---------- SUPPLIED DATA ----------
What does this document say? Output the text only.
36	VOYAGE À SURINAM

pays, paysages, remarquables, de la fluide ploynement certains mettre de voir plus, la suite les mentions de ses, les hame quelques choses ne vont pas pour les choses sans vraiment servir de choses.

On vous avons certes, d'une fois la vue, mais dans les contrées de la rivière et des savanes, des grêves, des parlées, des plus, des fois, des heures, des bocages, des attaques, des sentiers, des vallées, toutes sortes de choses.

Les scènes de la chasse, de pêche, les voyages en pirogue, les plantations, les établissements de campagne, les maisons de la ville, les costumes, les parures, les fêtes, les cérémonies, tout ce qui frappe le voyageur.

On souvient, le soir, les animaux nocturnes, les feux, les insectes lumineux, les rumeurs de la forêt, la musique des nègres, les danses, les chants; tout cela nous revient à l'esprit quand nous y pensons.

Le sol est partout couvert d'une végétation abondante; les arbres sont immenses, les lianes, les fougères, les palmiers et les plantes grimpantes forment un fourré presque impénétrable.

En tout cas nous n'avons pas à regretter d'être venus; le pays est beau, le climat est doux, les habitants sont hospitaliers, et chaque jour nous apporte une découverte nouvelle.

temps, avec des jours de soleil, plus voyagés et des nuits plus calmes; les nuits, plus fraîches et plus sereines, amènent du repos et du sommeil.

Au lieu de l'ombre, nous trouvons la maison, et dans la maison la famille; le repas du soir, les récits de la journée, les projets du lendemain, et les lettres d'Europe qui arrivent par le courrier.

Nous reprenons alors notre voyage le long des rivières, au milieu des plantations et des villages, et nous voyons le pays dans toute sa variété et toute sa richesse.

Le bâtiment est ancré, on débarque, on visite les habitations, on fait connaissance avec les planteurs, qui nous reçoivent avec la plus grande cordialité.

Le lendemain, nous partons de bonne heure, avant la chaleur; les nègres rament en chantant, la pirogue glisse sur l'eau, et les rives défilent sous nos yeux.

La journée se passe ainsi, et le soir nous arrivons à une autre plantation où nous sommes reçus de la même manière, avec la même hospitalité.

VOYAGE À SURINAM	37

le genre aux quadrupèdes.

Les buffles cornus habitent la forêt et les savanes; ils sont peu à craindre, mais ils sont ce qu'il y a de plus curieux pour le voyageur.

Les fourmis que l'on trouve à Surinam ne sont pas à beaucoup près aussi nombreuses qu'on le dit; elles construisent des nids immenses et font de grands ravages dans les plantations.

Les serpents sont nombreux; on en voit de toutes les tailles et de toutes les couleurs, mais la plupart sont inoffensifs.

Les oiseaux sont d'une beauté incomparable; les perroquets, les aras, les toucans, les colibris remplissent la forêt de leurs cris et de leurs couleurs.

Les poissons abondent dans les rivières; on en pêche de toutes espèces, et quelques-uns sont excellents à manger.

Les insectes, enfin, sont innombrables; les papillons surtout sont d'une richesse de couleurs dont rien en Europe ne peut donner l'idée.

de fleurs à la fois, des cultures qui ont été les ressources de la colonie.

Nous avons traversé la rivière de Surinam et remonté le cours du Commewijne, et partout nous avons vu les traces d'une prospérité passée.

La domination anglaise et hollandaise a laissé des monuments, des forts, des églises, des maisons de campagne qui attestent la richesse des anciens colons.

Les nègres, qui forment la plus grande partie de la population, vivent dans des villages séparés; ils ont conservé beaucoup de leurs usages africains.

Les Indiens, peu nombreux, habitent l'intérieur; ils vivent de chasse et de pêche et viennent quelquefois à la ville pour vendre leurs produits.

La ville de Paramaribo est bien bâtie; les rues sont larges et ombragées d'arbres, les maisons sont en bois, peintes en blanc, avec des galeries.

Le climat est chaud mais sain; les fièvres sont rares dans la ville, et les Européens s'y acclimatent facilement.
----------
> _WHAT IS ASKED_: Pick out all lines from the data above in which the word "chasse" appears.

> _TASK RESULT_:
Les scènes de la chasse, de pêche, les voyages en pirogue, les plantations, les établissements de campagne, les maisons de la ville, les costumes, les parures, les fêtes, les cérémonies, tout ce qui frappe le voyageur.
Les Indiens, peu nombreux, habitent l'intérieur; ils vivent de chasse et de pêche et viennent quelquefois à la ville pour vendre leurs produits.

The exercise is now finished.